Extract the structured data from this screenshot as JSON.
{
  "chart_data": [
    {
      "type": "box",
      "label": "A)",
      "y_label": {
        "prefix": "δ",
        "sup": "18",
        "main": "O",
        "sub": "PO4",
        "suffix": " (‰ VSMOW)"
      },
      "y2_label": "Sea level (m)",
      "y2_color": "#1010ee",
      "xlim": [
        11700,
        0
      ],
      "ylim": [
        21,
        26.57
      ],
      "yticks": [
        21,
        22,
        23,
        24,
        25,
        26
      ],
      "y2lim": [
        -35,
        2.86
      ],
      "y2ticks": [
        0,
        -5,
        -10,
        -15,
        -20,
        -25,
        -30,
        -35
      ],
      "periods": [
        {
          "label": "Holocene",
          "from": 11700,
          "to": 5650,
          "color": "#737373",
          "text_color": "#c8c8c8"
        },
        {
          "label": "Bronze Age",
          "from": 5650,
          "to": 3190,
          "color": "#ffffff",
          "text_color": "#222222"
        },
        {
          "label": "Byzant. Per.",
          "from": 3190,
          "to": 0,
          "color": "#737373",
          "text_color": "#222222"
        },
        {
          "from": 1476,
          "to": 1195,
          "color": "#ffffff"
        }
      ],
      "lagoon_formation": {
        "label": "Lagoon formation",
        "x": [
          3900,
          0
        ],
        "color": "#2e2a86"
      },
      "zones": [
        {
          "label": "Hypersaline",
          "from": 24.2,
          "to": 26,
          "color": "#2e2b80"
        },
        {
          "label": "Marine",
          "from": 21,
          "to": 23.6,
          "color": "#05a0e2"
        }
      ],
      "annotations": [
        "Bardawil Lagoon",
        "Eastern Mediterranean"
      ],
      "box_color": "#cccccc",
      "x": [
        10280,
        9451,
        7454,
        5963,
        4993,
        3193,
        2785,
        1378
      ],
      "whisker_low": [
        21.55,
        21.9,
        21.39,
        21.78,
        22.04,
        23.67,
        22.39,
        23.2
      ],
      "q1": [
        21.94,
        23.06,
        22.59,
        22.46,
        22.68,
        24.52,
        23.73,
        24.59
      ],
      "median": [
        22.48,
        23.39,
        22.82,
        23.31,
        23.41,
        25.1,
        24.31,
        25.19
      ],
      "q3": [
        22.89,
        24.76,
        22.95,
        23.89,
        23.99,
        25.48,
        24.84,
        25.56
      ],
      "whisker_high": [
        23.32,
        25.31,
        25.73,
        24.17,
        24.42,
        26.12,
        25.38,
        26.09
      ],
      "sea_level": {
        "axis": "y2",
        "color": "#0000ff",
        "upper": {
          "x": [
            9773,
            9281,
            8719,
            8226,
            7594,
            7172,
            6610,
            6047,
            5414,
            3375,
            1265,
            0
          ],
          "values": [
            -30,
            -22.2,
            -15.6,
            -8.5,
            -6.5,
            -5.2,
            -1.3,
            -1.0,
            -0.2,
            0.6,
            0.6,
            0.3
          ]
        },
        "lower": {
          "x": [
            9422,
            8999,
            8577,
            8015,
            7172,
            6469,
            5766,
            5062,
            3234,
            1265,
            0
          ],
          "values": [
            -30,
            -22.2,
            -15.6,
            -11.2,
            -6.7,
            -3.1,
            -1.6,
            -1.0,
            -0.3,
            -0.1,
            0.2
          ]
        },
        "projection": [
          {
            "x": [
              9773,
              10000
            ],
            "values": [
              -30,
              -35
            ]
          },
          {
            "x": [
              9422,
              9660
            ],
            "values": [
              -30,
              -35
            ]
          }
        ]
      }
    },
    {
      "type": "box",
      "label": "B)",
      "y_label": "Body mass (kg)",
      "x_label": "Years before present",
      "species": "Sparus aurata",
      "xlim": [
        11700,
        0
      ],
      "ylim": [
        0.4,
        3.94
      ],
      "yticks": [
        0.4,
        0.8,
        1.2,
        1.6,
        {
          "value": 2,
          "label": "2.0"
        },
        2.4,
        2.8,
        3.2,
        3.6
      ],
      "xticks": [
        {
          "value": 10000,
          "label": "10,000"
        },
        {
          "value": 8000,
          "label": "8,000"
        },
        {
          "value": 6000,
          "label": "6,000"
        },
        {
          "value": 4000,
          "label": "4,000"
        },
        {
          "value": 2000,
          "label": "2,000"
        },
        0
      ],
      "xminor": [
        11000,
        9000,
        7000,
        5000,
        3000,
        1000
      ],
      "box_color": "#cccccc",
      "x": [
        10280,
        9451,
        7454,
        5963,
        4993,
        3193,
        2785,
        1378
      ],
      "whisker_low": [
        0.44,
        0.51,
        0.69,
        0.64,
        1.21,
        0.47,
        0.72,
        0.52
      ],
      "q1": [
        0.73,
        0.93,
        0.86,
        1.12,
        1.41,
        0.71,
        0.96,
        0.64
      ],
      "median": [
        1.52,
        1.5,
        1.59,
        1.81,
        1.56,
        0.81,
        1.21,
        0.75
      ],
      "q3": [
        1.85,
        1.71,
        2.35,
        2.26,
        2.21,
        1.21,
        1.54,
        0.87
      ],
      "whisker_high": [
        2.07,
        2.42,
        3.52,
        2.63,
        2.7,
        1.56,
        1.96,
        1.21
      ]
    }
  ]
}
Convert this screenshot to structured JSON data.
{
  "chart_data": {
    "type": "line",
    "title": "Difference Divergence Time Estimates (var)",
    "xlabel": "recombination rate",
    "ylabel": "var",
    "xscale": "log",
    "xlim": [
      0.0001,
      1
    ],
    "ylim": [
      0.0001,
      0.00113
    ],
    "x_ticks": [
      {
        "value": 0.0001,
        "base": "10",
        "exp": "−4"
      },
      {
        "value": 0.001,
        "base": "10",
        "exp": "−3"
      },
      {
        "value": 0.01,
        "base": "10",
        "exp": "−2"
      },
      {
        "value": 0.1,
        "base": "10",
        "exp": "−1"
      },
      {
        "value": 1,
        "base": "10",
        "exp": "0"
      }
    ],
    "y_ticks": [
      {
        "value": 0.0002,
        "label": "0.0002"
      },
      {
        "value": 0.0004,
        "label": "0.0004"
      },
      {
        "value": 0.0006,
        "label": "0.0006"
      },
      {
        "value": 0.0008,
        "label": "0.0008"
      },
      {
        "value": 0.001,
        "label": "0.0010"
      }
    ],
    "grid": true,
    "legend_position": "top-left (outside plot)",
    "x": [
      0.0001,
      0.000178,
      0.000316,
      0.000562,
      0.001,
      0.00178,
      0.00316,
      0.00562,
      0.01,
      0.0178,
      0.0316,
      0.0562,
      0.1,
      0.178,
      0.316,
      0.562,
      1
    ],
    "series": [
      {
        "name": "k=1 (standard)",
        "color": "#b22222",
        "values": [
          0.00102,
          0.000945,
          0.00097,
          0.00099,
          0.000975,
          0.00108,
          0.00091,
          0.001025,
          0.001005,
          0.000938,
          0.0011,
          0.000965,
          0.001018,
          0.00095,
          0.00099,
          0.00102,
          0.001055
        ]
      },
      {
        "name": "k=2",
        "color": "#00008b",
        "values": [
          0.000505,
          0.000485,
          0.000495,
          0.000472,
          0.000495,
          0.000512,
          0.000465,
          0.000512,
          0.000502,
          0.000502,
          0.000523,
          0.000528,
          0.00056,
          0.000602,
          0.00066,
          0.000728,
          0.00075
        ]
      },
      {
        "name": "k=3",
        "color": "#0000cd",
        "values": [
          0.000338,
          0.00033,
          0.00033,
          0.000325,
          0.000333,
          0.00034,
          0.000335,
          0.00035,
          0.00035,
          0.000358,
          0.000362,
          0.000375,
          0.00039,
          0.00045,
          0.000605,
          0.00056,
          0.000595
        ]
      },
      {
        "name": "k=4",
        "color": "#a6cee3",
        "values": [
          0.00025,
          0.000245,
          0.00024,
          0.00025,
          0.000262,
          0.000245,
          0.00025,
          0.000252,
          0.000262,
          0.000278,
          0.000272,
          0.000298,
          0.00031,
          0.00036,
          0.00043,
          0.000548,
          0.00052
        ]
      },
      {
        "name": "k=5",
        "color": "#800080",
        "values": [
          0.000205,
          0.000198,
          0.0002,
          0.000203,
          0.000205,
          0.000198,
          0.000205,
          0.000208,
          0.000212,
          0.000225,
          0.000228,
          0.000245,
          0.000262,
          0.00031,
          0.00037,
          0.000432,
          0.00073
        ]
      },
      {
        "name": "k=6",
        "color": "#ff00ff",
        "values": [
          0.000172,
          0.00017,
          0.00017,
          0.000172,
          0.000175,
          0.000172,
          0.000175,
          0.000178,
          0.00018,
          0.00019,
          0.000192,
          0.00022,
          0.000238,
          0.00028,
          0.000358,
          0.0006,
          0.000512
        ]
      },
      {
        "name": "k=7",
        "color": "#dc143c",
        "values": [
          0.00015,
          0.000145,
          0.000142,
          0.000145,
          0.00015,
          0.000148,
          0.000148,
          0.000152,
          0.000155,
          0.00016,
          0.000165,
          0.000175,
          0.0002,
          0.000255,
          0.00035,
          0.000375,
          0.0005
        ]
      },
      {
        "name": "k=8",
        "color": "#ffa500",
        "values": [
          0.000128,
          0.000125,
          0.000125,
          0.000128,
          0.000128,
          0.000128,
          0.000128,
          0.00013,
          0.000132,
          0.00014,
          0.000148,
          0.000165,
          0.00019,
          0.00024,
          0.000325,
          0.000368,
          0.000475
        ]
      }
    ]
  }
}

####################

Give the count of lines in the listing that hold the word "structured", with no other text.

» **Answer to this exercise**
2